- [WHAT YOU HAVE TO DO] Rewrite the data below, changing every "Galvanized plate" to "Galvanized sheet" and keeping everything else the same. Leave the pictures out of your answer.

- [RAW RECORDS]
'''
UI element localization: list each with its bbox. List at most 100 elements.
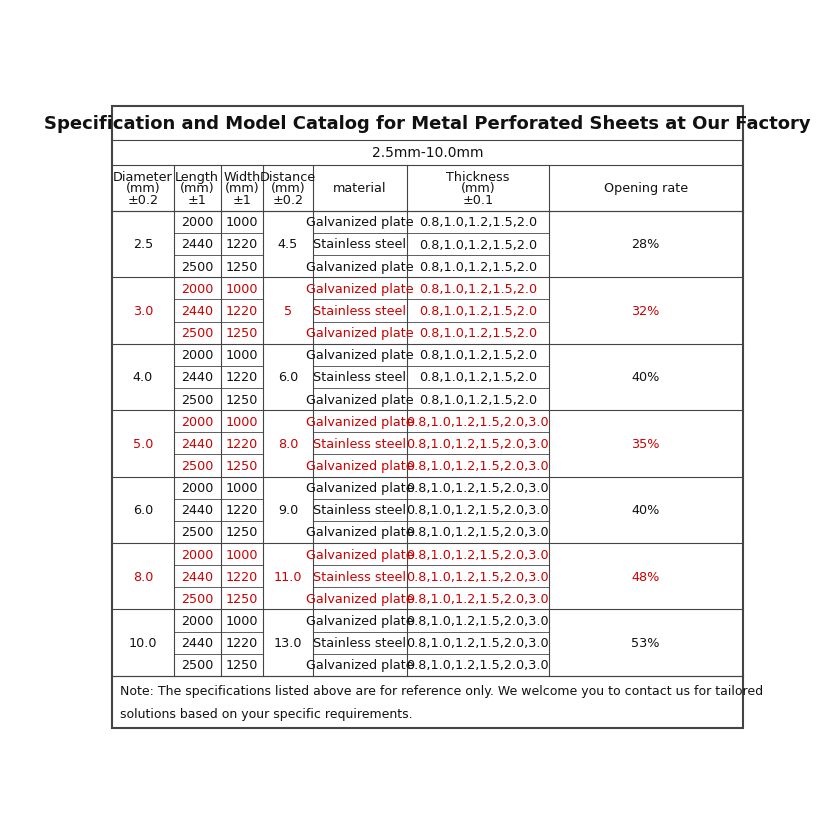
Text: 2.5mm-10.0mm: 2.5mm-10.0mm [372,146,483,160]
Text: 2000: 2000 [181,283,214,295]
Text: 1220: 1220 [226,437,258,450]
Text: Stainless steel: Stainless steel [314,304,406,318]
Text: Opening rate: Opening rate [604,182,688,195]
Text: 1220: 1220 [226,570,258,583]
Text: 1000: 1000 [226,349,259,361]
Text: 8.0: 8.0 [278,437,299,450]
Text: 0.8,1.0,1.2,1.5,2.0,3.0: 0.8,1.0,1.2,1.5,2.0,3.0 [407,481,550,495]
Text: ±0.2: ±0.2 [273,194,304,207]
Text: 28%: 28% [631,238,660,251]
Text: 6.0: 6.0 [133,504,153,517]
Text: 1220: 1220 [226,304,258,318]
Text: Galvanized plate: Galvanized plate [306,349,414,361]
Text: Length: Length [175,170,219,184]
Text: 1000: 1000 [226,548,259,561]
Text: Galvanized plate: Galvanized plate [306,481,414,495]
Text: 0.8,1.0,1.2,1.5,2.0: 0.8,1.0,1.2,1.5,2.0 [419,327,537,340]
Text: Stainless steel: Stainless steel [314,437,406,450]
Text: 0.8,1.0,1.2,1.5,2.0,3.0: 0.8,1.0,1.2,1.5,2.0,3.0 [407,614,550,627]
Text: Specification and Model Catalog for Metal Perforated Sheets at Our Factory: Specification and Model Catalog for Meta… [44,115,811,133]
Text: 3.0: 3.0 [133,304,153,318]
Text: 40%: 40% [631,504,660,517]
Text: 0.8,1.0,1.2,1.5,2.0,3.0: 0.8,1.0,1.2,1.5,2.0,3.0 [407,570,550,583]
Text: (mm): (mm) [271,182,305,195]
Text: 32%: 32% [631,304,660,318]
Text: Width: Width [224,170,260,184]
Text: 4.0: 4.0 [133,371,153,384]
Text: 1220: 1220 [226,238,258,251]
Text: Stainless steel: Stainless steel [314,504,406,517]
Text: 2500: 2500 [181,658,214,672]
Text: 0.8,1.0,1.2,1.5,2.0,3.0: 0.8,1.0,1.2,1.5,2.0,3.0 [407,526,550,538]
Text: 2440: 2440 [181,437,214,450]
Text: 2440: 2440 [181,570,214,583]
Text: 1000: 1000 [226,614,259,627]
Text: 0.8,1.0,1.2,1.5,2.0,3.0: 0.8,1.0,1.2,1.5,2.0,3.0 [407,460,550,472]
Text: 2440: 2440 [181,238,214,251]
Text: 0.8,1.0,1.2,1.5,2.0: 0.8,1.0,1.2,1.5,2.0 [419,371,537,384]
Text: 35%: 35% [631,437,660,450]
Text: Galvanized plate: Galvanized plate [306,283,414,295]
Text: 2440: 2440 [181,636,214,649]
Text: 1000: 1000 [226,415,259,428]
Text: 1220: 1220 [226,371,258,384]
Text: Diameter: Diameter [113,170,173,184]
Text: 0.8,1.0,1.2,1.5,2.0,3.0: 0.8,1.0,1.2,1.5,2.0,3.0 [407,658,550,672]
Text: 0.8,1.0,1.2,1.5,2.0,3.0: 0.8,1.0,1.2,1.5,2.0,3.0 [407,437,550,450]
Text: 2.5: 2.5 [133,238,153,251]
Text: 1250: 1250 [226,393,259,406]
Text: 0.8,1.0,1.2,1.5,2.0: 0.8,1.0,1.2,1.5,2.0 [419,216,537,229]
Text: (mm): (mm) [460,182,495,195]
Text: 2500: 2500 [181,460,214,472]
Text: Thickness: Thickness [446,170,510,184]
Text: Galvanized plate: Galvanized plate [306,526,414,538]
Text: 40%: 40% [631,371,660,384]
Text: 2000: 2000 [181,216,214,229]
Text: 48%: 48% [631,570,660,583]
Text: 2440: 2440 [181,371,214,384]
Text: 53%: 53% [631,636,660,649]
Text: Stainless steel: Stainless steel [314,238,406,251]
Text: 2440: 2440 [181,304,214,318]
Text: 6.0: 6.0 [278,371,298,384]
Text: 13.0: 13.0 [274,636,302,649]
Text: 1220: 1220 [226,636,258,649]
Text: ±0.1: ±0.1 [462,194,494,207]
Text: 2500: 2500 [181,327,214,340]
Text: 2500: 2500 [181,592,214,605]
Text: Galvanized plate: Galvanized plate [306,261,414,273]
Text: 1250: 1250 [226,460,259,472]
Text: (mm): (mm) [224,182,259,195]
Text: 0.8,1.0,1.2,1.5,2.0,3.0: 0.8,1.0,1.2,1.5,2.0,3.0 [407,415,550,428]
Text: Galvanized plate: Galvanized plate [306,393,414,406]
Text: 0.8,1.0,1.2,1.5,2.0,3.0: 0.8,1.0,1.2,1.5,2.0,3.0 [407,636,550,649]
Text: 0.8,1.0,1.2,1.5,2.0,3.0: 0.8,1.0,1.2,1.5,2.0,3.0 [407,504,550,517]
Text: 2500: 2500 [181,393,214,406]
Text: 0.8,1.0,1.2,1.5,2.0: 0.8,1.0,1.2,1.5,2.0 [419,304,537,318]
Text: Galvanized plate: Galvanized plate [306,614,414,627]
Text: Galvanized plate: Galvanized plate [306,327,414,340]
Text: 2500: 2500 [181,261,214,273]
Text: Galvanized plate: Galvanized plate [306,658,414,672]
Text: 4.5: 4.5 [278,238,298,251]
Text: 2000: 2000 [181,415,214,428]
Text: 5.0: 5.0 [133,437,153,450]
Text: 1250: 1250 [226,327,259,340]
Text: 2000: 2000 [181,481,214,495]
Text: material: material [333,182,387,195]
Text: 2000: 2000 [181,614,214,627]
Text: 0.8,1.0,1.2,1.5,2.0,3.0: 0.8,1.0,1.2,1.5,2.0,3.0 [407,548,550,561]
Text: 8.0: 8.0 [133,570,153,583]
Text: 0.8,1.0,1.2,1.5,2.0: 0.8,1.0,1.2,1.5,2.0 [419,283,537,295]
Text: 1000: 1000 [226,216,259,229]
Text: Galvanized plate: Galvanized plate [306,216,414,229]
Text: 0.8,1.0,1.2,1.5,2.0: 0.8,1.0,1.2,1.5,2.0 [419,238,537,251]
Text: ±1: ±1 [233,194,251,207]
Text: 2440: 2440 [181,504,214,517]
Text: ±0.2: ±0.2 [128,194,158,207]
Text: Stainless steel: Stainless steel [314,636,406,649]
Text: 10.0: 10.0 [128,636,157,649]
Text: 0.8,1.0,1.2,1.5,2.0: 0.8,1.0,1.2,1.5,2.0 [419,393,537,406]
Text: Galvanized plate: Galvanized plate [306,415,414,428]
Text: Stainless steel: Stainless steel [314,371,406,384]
'''
- [RIGHT ANSWER]
UI element localization: list each with its bbox. List at most 100 elements.
Text: 2.5mm-10.0mm: 2.5mm-10.0mm [372,146,483,160]
Text: 2000: 2000 [181,283,214,295]
Text: 1220: 1220 [226,437,258,450]
Text: Stainless steel: Stainless steel [314,304,406,318]
Text: Opening rate: Opening rate [604,182,688,195]
Text: 1220: 1220 [226,570,258,583]
Text: 1000: 1000 [226,349,259,361]
Text: 8.0: 8.0 [278,437,299,450]
Text: 0.8,1.0,1.2,1.5,2.0,3.0: 0.8,1.0,1.2,1.5,2.0,3.0 [407,481,550,495]
Text: ±0.2: ±0.2 [273,194,304,207]
Text: 28%: 28% [631,238,660,251]
Text: 6.0: 6.0 [133,504,153,517]
Text: 1220: 1220 [226,304,258,318]
Text: Galvanized sheet: Galvanized sheet [306,349,414,361]
Text: Length: Length [175,170,219,184]
Text: 1000: 1000 [226,548,259,561]
Text: Galvanized sheet: Galvanized sheet [306,481,414,495]
Text: 0.8,1.0,1.2,1.5,2.0: 0.8,1.0,1.2,1.5,2.0 [419,327,537,340]
Text: Stainless steel: Stainless steel [314,437,406,450]
Text: 0.8,1.0,1.2,1.5,2.0,3.0: 0.8,1.0,1.2,1.5,2.0,3.0 [407,614,550,627]
Text: Specification and Model Catalog for Metal Perforated Sheets at Our Factory: Specification and Model Catalog for Meta… [44,115,811,133]
Text: 3.0: 3.0 [133,304,153,318]
Text: 40%: 40% [631,504,660,517]
Text: 0.8,1.0,1.2,1.5,2.0,3.0: 0.8,1.0,1.2,1.5,2.0,3.0 [407,570,550,583]
Text: (mm): (mm) [271,182,305,195]
Text: 32%: 32% [631,304,660,318]
Text: Width: Width [224,170,260,184]
Text: 4.0: 4.0 [133,371,153,384]
Text: 1220: 1220 [226,238,258,251]
Text: Stainless steel: Stainless steel [314,504,406,517]
Text: 2500: 2500 [181,658,214,672]
Text: 0.8,1.0,1.2,1.5,2.0,3.0: 0.8,1.0,1.2,1.5,2.0,3.0 [407,526,550,538]
Text: 2440: 2440 [181,437,214,450]
Text: 2440: 2440 [181,570,214,583]
Text: 1000: 1000 [226,614,259,627]
Text: 0.8,1.0,1.2,1.5,2.0,3.0: 0.8,1.0,1.2,1.5,2.0,3.0 [407,460,550,472]
Text: 2440: 2440 [181,238,214,251]
Text: 0.8,1.0,1.2,1.5,2.0: 0.8,1.0,1.2,1.5,2.0 [419,371,537,384]
Text: 35%: 35% [631,437,660,450]
Text: Galvanized sheet: Galvanized sheet [306,283,414,295]
Text: 2440: 2440 [181,636,214,649]
Text: 1000: 1000 [226,415,259,428]
Text: 1220: 1220 [226,371,258,384]
Text: Diameter: Diameter [113,170,173,184]
Text: 0.8,1.0,1.2,1.5,2.0,3.0: 0.8,1.0,1.2,1.5,2.0,3.0 [407,658,550,672]
Text: 0.8,1.0,1.2,1.5,2.0,3.0: 0.8,1.0,1.2,1.5,2.0,3.0 [407,437,550,450]
Text: 2.5: 2.5 [133,238,153,251]
Text: 1250: 1250 [226,393,259,406]
Text: 0.8,1.0,1.2,1.5,2.0: 0.8,1.0,1.2,1.5,2.0 [419,216,537,229]
Text: (mm): (mm) [460,182,495,195]
Text: 2500: 2500 [181,460,214,472]
Text: Thickness: Thickness [446,170,510,184]
Text: Galvanized sheet: Galvanized sheet [306,526,414,538]
Text: 40%: 40% [631,371,660,384]
Text: 2000: 2000 [181,216,214,229]
Text: 48%: 48% [631,570,660,583]
Text: 2440: 2440 [181,371,214,384]
Text: 53%: 53% [631,636,660,649]
Text: Stainless steel: Stainless steel [314,238,406,251]
Text: 2440: 2440 [181,304,214,318]
Text: 6.0: 6.0 [278,371,298,384]
Text: 13.0: 13.0 [274,636,302,649]
Text: 1220: 1220 [226,636,258,649]
Text: ±0.1: ±0.1 [462,194,494,207]
Text: 2500: 2500 [181,327,214,340]
Text: 2500: 2500 [181,592,214,605]
Text: Galvanized sheet: Galvanized sheet [306,261,414,273]
Text: 1250: 1250 [226,460,259,472]
Text: (mm): (mm) [224,182,259,195]
Text: 0.8,1.0,1.2,1.5,2.0,3.0: 0.8,1.0,1.2,1.5,2.0,3.0 [407,415,550,428]
Text: Galvanized sheet: Galvanized sheet [306,393,414,406]
Text: 0.8,1.0,1.2,1.5,2.0,3.0: 0.8,1.0,1.2,1.5,2.0,3.0 [407,636,550,649]
Text: 0.8,1.0,1.2,1.5,2.0,3.0: 0.8,1.0,1.2,1.5,2.0,3.0 [407,504,550,517]
Text: 2500: 2500 [181,393,214,406]
Text: 0.8,1.0,1.2,1.5,2.0: 0.8,1.0,1.2,1.5,2.0 [419,304,537,318]
Text: Galvanized sheet: Galvanized sheet [306,614,414,627]
Text: Galvanized sheet: Galvanized sheet [306,327,414,340]
Text: 2500: 2500 [181,261,214,273]
Text: Galvanized sheet: Galvanized sheet [306,658,414,672]
Text: 4.5: 4.5 [278,238,298,251]
Text: 2000: 2000 [181,415,214,428]
Text: 5.0: 5.0 [133,437,153,450]
Text: 1250: 1250 [226,327,259,340]
Text: 2000: 2000 [181,481,214,495]
Text: material: material [333,182,387,195]
Text: 2000: 2000 [181,614,214,627]
Text: 0.8,1.0,1.2,1.5,2.0,3.0: 0.8,1.0,1.2,1.5,2.0,3.0 [407,548,550,561]
Text: 8.0: 8.0 [133,570,153,583]
Text: 0.8,1.0,1.2,1.5,2.0: 0.8,1.0,1.2,1.5,2.0 [419,283,537,295]
Text: 1000: 1000 [226,216,259,229]
Text: Galvanized sheet: Galvanized sheet [306,216,414,229]
Text: 0.8,1.0,1.2,1.5,2.0: 0.8,1.0,1.2,1.5,2.0 [419,238,537,251]
Text: ±1: ±1 [233,194,251,207]
Text: 2440: 2440 [181,504,214,517]
Text: ±0.2: ±0.2 [128,194,158,207]
Text: Stainless steel: Stainless steel [314,636,406,649]
Text: 10.0: 10.0 [128,636,157,649]
Text: 0.8,1.0,1.2,1.5,2.0: 0.8,1.0,1.2,1.5,2.0 [419,393,537,406]
Text: Galvanized sheet: Galvanized sheet [306,415,414,428]
Text: Stainless steel: Stainless steel [314,371,406,384]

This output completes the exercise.